◆ REQUIRED WORK ◆
Find the word "marker" in the records below. List each line containing it.

◆ TASK INPUT ◆
## begin
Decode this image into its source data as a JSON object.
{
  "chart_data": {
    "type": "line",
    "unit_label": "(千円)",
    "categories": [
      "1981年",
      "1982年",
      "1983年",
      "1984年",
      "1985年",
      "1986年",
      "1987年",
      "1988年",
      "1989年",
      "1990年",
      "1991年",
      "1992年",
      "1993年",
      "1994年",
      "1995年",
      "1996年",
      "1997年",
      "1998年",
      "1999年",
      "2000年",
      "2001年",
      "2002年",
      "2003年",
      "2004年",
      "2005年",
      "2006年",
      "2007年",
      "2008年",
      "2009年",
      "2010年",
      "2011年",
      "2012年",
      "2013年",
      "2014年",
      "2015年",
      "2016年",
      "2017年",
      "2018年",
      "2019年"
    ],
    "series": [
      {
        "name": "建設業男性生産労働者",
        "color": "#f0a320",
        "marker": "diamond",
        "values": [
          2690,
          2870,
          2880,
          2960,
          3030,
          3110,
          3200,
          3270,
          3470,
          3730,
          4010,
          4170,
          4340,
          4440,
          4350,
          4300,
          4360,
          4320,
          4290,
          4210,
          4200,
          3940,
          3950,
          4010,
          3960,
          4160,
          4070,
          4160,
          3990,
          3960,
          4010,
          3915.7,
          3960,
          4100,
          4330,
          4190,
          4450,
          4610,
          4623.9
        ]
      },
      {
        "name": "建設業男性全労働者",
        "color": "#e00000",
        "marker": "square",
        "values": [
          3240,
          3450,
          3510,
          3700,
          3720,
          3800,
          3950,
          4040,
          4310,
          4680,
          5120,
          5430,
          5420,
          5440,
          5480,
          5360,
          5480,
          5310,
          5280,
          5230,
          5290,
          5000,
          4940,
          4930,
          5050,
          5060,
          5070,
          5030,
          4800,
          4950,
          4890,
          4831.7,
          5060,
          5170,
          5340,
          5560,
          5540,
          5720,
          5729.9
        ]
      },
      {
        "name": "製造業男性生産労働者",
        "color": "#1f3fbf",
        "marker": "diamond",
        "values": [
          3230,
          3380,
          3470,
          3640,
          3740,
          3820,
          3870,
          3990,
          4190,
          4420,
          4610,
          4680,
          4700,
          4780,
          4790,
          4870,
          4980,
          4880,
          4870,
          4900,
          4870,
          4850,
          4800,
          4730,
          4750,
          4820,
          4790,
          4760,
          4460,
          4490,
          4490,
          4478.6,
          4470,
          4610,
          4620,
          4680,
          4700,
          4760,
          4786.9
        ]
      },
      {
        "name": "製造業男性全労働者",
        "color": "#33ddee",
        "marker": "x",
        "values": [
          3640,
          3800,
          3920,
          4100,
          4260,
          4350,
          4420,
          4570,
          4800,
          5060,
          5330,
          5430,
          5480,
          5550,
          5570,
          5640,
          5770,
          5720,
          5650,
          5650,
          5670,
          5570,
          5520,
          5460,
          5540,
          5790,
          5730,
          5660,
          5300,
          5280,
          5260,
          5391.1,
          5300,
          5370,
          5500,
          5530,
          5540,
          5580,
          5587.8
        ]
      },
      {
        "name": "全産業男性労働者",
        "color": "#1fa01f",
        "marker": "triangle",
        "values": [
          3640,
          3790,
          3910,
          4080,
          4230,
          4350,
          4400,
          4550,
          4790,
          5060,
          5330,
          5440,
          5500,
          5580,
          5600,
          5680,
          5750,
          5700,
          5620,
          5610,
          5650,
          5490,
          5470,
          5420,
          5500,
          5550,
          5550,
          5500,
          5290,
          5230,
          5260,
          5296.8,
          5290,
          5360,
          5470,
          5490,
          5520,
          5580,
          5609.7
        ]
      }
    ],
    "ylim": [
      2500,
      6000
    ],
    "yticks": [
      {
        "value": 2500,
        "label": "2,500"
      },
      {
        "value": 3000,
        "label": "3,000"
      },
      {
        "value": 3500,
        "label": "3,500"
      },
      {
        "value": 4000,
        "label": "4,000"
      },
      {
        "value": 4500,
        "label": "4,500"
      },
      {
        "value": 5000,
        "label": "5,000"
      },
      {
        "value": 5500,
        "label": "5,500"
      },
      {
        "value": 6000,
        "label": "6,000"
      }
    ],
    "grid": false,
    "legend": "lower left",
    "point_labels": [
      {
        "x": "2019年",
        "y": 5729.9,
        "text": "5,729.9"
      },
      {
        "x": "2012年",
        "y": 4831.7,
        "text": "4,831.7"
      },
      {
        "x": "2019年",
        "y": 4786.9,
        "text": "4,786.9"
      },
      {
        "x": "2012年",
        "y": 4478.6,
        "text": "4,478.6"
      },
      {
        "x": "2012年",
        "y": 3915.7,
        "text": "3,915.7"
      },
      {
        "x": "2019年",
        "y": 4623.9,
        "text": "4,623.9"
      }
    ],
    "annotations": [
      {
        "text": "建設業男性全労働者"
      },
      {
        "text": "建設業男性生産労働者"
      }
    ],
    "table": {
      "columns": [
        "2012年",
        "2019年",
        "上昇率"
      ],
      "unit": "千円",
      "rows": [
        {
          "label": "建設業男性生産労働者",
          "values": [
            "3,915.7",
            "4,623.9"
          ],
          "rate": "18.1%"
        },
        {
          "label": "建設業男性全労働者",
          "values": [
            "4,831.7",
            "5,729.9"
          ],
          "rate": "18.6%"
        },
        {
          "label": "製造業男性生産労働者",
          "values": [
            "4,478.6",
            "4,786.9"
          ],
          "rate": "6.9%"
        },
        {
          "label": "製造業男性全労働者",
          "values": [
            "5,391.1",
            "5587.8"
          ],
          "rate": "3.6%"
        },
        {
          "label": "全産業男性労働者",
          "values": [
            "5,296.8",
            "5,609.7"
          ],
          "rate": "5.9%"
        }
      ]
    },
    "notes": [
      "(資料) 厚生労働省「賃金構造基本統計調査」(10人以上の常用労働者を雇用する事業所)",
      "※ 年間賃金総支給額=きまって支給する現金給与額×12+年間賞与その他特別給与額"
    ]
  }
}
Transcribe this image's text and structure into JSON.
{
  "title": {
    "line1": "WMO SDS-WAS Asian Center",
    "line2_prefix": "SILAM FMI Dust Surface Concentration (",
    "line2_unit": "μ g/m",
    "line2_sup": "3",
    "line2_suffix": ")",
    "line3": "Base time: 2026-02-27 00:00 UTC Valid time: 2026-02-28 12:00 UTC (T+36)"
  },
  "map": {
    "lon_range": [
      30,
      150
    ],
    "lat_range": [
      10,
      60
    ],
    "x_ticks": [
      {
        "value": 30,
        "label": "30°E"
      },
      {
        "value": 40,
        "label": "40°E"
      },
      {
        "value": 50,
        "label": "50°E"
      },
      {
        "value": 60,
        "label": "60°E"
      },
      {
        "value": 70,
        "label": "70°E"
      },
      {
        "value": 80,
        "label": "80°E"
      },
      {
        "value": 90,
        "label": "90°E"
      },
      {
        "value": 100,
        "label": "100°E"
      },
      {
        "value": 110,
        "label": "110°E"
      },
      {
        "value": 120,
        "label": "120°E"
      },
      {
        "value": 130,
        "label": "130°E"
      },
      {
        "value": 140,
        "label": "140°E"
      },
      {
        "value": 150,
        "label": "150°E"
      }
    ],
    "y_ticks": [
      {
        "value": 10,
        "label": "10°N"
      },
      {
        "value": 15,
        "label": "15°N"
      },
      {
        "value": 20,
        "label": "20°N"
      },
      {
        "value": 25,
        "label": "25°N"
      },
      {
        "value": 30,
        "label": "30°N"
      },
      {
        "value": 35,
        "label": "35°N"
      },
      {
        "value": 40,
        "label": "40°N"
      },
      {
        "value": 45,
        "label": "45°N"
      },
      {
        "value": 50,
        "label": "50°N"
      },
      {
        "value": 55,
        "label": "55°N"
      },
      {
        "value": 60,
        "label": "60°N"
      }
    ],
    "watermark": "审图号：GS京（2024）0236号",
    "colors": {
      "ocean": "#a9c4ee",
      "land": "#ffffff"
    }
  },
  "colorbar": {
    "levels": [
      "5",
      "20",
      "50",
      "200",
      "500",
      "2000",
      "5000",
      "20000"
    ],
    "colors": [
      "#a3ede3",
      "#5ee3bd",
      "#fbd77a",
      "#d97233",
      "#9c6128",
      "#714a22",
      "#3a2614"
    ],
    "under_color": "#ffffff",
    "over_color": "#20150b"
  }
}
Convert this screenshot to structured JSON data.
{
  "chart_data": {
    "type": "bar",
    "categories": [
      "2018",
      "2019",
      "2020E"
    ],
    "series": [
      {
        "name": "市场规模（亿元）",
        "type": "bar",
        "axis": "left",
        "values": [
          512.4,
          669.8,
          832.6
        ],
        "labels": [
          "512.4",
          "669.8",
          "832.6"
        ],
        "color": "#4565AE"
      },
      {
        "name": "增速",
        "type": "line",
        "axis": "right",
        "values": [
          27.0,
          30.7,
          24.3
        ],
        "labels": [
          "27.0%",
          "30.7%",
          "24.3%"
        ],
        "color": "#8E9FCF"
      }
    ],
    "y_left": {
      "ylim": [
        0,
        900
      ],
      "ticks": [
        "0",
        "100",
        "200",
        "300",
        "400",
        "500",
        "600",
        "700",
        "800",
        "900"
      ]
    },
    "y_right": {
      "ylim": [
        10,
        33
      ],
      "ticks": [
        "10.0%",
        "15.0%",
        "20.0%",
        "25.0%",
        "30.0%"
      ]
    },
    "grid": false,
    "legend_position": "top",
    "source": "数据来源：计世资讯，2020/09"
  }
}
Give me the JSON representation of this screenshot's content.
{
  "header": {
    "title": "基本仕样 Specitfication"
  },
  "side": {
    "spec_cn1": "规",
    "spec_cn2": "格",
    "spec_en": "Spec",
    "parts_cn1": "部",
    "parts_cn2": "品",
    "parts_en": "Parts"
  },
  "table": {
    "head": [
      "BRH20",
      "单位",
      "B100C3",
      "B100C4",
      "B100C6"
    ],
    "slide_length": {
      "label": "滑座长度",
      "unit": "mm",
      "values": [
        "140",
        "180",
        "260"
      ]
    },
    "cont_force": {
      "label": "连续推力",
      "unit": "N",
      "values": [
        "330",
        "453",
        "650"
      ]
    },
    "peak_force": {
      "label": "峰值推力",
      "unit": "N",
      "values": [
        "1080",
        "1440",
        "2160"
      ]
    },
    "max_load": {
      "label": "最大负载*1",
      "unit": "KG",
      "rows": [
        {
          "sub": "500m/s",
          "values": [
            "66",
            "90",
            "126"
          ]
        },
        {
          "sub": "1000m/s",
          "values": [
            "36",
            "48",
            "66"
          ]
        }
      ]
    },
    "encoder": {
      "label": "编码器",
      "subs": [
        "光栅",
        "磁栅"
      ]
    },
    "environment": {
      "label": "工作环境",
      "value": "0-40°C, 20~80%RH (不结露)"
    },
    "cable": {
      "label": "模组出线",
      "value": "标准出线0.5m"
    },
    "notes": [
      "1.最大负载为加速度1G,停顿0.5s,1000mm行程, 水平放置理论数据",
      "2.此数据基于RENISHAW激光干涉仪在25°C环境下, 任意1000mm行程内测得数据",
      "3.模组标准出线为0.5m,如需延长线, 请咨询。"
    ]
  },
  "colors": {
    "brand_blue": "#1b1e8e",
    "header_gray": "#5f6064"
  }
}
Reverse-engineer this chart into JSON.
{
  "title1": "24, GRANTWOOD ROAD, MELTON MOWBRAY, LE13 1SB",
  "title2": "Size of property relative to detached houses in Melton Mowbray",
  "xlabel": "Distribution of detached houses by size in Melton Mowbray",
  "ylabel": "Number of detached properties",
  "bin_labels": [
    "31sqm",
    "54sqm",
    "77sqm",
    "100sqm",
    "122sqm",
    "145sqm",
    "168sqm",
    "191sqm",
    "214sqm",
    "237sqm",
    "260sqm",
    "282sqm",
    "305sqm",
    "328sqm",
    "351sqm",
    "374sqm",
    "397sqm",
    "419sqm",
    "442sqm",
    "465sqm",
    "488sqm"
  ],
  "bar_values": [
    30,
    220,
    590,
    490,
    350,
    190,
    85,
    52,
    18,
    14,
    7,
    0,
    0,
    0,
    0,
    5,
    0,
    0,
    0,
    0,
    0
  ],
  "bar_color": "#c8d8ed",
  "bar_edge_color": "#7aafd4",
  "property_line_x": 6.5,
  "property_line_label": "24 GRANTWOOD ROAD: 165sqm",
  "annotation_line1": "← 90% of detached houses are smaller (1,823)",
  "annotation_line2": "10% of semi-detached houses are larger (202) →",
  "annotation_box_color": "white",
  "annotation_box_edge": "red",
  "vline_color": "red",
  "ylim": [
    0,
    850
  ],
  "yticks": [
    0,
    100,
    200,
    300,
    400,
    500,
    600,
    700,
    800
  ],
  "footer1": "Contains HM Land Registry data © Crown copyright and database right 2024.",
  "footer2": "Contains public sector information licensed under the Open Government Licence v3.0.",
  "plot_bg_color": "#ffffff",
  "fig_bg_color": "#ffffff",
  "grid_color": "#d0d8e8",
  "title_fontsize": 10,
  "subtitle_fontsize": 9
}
## end
◆ SOLVED PROBLEM ◆
        "marker": "diamond",
        "marker": "square",
        "marker": "diamond",
        "marker": "x",
        "marker": "triangle",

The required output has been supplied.